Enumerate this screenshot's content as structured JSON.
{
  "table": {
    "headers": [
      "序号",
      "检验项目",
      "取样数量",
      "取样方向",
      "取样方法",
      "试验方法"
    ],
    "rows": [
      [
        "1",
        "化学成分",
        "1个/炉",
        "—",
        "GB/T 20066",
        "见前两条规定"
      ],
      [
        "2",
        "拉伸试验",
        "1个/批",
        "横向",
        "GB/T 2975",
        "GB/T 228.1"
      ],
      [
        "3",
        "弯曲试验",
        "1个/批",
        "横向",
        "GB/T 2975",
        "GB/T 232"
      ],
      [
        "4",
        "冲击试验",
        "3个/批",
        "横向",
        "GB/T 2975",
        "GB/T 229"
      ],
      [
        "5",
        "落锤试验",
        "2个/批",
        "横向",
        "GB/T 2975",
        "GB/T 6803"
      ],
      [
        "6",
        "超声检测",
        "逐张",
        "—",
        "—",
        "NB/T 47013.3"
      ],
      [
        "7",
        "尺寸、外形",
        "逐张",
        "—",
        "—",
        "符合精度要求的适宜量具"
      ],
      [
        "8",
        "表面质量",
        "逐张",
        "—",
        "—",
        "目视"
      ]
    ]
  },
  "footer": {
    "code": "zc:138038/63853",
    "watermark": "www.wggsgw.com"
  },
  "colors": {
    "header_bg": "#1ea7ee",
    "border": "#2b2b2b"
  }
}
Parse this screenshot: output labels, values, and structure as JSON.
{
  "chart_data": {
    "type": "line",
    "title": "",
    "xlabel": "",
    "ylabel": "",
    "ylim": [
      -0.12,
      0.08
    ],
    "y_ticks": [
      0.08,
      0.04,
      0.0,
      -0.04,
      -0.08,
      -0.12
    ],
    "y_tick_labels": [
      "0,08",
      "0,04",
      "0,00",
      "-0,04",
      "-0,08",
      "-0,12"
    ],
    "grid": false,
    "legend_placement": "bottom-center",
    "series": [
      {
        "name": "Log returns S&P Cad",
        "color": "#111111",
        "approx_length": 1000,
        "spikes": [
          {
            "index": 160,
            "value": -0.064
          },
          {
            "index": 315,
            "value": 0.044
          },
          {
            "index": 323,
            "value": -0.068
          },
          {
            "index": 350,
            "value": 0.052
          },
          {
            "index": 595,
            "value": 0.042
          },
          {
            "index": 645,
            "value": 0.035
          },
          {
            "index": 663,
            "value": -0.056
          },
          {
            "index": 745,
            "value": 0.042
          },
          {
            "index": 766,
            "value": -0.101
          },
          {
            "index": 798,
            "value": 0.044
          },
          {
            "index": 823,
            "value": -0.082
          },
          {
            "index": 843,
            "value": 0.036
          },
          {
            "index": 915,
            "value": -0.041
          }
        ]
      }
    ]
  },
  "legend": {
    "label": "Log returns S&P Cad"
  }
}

==================================================

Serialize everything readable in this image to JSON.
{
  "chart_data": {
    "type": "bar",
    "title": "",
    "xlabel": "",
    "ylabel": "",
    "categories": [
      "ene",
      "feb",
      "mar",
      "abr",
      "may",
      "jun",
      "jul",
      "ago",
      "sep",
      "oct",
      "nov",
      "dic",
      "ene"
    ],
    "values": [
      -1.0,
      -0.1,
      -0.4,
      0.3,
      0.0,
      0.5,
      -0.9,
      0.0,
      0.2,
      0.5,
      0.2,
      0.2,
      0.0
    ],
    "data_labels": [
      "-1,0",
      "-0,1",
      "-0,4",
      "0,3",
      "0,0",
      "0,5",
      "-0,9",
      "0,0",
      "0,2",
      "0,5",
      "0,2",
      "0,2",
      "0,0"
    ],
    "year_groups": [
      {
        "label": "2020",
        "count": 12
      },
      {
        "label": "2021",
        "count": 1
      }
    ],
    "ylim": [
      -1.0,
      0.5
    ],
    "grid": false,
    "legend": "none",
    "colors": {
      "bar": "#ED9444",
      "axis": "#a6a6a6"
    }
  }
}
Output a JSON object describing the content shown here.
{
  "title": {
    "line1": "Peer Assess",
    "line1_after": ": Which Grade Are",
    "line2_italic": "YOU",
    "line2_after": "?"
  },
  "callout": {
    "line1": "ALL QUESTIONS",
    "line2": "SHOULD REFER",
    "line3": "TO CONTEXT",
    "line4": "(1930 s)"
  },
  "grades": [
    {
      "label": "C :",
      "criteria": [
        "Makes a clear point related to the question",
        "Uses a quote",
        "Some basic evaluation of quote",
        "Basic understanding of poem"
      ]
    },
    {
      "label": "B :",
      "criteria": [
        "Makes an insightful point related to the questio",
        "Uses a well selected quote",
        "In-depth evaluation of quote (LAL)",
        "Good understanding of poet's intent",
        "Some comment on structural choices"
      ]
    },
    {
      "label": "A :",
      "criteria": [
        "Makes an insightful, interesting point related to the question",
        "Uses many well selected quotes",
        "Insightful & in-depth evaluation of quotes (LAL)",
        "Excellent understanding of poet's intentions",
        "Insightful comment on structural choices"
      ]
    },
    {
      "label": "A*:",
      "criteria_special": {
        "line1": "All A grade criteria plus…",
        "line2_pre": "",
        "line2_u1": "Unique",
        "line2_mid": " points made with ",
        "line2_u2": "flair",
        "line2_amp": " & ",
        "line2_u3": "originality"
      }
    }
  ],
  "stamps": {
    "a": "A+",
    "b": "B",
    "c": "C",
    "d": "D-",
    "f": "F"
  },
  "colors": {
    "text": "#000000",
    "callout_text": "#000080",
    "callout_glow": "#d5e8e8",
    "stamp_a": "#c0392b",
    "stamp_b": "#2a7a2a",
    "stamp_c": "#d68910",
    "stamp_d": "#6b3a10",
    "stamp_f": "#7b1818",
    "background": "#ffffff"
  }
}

==================================================

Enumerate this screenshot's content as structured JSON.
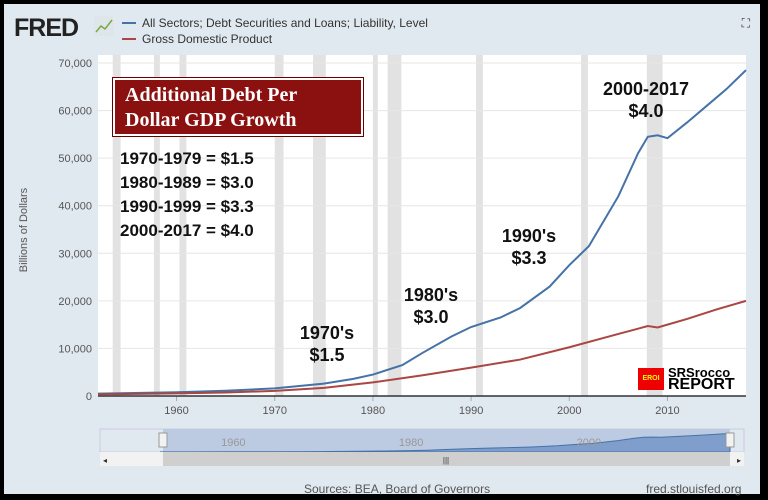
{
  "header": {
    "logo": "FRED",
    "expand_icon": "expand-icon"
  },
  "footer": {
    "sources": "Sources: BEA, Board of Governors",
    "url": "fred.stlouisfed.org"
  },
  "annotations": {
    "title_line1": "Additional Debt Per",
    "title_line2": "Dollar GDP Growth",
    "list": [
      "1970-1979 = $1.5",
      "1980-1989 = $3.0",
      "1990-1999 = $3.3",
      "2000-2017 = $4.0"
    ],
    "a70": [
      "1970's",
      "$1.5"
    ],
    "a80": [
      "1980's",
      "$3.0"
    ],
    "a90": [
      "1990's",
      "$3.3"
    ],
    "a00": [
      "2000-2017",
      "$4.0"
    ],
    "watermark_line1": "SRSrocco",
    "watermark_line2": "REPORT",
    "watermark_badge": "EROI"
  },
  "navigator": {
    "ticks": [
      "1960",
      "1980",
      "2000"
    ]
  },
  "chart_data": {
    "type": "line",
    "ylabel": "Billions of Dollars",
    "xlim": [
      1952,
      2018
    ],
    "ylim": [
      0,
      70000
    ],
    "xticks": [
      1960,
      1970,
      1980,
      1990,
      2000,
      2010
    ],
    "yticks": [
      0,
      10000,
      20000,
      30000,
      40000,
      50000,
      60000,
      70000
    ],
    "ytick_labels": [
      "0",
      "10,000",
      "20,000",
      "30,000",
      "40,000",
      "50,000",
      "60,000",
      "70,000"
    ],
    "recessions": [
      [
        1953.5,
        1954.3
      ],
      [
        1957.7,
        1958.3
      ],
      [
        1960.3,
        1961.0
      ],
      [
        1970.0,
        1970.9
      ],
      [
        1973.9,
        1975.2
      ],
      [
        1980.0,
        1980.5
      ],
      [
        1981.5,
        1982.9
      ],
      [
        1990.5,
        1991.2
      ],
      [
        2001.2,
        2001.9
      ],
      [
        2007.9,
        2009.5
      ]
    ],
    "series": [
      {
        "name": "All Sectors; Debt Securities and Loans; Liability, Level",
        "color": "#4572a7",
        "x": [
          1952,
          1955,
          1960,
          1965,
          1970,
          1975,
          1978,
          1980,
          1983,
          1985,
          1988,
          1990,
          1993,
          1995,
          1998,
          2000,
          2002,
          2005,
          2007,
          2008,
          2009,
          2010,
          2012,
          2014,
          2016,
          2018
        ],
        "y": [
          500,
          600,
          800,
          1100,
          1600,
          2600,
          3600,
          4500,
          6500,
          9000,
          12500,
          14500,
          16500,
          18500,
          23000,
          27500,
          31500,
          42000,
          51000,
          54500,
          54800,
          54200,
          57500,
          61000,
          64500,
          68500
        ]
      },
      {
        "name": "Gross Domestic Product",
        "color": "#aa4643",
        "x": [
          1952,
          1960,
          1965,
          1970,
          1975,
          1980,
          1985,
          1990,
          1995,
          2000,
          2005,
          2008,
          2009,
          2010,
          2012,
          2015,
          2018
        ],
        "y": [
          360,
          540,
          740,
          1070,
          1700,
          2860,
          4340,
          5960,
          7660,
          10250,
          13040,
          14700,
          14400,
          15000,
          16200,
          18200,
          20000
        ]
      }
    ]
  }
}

==================================================

_Stated problem_: Gather and return every line that holds the string "Uses".

_Result_:
        "Uses a quote",
        "Uses a well selected quote",
        "Uses many well selected quotes",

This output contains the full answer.